-- start Supplied records --

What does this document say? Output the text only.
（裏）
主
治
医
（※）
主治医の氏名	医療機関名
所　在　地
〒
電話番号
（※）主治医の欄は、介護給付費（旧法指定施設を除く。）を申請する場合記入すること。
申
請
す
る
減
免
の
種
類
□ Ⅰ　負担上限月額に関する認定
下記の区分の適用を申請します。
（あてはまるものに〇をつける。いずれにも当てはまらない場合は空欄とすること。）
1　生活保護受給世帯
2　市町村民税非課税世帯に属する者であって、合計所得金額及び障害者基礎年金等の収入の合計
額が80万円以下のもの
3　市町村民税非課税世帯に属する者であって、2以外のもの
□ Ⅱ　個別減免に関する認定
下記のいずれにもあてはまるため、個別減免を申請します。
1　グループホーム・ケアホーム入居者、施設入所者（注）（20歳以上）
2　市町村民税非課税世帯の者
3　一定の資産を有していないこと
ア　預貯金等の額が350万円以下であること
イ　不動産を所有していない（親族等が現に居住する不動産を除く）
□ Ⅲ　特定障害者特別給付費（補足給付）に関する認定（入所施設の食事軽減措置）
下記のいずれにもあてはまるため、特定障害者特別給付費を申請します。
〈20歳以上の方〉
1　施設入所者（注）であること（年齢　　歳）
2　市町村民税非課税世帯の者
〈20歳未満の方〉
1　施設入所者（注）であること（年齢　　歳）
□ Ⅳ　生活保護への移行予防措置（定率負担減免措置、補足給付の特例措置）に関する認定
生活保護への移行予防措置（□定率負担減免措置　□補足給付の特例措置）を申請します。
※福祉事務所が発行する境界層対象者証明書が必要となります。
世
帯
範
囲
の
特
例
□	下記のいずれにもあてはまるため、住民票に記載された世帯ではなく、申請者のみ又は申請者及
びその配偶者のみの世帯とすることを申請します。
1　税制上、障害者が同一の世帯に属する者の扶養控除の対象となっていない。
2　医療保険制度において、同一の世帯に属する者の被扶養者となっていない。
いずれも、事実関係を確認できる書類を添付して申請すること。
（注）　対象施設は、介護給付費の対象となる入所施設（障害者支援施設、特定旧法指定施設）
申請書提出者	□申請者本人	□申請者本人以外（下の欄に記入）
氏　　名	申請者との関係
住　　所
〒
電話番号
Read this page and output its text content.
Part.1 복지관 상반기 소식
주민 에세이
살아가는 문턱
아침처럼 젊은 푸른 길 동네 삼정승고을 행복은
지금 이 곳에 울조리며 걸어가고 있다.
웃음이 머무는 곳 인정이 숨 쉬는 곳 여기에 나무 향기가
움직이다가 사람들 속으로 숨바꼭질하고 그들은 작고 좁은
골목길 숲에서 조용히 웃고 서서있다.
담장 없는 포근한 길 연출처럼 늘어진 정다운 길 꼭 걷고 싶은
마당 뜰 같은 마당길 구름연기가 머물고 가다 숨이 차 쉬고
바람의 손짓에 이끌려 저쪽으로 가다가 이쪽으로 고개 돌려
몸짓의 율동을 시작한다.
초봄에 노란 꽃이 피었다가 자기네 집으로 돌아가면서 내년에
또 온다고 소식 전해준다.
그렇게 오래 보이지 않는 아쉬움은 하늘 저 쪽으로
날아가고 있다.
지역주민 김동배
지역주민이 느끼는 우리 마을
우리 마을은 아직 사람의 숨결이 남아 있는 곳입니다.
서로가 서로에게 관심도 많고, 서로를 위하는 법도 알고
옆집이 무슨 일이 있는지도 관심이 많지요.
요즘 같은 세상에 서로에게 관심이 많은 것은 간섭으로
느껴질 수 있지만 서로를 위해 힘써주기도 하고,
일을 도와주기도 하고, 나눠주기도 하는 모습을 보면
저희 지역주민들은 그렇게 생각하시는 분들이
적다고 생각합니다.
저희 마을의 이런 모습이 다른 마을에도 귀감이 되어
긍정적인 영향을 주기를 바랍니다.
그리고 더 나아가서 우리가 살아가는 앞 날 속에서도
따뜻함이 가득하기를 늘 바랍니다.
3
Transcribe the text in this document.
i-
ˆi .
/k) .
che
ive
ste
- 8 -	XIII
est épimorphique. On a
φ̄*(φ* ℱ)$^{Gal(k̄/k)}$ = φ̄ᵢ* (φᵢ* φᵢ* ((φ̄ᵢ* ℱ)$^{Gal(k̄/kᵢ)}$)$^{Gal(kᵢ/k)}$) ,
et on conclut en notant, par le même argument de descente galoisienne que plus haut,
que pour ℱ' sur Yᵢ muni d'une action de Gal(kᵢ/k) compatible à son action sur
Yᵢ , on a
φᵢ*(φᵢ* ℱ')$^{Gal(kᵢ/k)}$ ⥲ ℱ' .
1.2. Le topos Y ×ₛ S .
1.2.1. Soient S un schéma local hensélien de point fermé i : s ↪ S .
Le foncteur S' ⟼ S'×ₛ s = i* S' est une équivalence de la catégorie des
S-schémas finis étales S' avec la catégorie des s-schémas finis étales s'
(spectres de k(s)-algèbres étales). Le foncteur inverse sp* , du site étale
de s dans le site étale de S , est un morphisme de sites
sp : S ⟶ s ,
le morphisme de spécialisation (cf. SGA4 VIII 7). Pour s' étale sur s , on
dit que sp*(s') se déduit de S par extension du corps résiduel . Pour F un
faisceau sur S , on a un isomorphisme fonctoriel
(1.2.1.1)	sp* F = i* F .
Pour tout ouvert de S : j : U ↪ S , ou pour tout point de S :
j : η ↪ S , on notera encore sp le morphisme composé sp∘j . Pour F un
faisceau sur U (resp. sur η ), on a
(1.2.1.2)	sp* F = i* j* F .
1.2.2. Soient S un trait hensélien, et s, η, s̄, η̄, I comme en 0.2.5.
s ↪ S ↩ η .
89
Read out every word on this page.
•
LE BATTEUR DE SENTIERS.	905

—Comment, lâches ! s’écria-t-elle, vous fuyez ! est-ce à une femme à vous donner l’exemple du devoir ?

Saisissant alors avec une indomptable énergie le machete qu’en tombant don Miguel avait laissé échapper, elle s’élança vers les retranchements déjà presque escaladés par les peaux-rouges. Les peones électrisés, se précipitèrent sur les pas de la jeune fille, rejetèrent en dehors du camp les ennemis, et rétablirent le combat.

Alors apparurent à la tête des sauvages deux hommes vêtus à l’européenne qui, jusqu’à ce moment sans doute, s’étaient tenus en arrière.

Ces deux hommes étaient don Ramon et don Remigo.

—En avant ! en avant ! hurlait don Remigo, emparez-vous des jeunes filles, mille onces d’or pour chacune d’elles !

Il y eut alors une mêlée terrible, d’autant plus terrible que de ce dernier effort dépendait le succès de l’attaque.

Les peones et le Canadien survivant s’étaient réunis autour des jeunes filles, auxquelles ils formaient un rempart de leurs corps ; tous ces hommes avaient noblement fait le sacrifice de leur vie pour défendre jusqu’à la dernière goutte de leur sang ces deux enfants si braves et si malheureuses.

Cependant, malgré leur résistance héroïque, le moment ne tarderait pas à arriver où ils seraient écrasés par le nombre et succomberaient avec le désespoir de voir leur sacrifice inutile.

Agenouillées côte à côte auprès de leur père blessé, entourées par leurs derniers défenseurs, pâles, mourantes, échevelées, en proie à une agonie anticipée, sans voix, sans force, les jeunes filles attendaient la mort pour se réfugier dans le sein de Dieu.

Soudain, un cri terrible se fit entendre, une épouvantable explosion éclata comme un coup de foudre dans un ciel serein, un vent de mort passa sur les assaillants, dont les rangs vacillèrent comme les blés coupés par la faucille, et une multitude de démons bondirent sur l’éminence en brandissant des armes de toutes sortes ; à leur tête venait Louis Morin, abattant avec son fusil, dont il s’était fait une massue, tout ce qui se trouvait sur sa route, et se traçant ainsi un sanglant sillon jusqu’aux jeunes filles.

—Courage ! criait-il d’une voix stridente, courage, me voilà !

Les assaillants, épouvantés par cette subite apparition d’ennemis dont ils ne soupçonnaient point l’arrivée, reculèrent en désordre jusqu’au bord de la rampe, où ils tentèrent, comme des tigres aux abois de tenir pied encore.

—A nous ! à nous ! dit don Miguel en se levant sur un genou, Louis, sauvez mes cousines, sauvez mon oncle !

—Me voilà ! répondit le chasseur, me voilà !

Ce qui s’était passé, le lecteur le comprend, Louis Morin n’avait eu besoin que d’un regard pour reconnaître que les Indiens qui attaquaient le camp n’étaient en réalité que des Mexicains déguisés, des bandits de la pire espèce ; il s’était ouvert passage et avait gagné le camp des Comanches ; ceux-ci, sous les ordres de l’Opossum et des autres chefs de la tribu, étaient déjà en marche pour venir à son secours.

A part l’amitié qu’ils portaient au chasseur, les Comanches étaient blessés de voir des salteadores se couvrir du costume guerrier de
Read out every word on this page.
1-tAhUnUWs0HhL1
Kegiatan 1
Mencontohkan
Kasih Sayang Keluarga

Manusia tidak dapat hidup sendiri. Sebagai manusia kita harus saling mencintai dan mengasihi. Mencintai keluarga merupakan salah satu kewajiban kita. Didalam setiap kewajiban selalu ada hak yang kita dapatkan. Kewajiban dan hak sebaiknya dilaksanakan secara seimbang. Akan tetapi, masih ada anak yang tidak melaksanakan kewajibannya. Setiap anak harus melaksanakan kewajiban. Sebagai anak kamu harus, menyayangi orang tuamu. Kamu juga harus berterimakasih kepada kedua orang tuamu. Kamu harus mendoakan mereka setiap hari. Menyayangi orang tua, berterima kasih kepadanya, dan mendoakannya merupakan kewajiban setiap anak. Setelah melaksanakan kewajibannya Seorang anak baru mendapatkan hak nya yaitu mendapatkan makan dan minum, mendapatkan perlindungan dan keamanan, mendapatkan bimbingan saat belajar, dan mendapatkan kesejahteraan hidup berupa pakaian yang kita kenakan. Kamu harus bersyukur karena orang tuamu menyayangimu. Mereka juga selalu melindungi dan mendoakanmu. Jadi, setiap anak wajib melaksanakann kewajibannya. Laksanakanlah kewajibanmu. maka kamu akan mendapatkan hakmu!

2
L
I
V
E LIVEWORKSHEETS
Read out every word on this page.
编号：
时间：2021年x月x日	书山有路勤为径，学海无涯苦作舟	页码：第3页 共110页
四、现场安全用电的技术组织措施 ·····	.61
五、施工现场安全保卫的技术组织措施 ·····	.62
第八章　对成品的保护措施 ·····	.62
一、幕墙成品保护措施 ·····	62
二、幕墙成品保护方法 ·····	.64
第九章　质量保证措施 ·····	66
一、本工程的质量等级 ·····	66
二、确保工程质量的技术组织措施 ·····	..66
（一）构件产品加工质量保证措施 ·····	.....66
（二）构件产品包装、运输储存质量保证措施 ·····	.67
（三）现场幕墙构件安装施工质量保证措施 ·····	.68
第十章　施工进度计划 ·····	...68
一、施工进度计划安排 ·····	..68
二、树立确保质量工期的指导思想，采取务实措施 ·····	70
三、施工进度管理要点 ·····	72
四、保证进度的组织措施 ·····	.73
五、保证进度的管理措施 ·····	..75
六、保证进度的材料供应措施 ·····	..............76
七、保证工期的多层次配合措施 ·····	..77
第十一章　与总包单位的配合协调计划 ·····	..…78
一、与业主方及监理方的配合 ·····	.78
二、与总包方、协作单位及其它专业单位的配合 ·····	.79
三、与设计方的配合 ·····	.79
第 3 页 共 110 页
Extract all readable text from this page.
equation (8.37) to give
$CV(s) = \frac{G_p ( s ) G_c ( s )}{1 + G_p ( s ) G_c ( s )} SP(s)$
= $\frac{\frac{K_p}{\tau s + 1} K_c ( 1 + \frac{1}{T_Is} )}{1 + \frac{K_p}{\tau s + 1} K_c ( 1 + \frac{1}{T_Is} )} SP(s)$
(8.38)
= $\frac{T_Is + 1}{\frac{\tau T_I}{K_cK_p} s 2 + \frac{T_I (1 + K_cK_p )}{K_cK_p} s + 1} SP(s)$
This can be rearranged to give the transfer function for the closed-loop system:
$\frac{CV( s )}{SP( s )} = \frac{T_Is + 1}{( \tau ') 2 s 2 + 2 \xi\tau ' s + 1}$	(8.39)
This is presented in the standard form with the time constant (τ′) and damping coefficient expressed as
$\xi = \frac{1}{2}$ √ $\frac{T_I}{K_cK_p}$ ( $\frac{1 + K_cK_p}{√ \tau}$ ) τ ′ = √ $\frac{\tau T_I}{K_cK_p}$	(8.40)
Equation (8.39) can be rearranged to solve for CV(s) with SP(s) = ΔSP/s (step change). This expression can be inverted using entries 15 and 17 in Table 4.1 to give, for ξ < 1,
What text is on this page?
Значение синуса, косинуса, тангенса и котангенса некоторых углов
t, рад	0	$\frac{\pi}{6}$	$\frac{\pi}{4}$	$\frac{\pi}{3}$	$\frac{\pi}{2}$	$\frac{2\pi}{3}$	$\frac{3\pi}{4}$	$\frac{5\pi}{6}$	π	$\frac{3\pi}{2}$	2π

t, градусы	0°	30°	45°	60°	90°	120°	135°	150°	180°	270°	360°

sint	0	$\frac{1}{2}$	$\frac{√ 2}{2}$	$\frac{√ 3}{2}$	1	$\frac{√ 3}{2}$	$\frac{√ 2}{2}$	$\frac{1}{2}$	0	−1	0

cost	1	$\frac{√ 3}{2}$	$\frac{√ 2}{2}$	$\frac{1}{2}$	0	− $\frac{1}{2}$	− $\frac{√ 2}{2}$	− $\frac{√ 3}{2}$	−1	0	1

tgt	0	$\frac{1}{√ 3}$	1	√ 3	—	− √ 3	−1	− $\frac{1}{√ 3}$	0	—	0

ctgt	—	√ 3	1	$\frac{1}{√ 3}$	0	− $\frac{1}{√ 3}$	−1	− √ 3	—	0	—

-- end Supplied records --

Begin with the line containing "What text is on this page?" and repeat each line exactly until the records above end.

→ **Task output**
What text is on this page?
Значение синуса, косинуса, тангенса и котангенса некоторых углов
t, рад	0	$\frac{\pi}{6}$	$\frac{\pi}{4}$	$\frac{\pi}{3}$	$\frac{\pi}{2}$	$\frac{2\pi}{3}$	$\frac{3\pi}{4}$	$\frac{5\pi}{6}$	π	$\frac{3\pi}{2}$	2π

t, градусы	0°	30°	45°	60°	90°	120°	135°	150°	180°	270°	360°

sint	0	$\frac{1}{2}$	$\frac{√ 2}{2}$	$\frac{√ 3}{2}$	1	$\frac{√ 3}{2}$	$\frac{√ 2}{2}$	$\frac{1}{2}$	0	−1	0

cost	1	$\frac{√ 3}{2}$	$\frac{√ 2}{2}$	$\frac{1}{2}$	0	− $\frac{1}{2}$	− $\frac{√ 2}{2}$	− $\frac{√ 3}{2}$	−1	0	1

tgt	0	$\frac{1}{√ 3}$	1	√ 3	—	− √ 3	−1	− $\frac{1}{√ 3}$	0	—	0

ctgt	—	√ 3	1	$\frac{1}{√ 3}$	0	− $\frac{1}{√ 3}$	−1	− √ 3	—	0	—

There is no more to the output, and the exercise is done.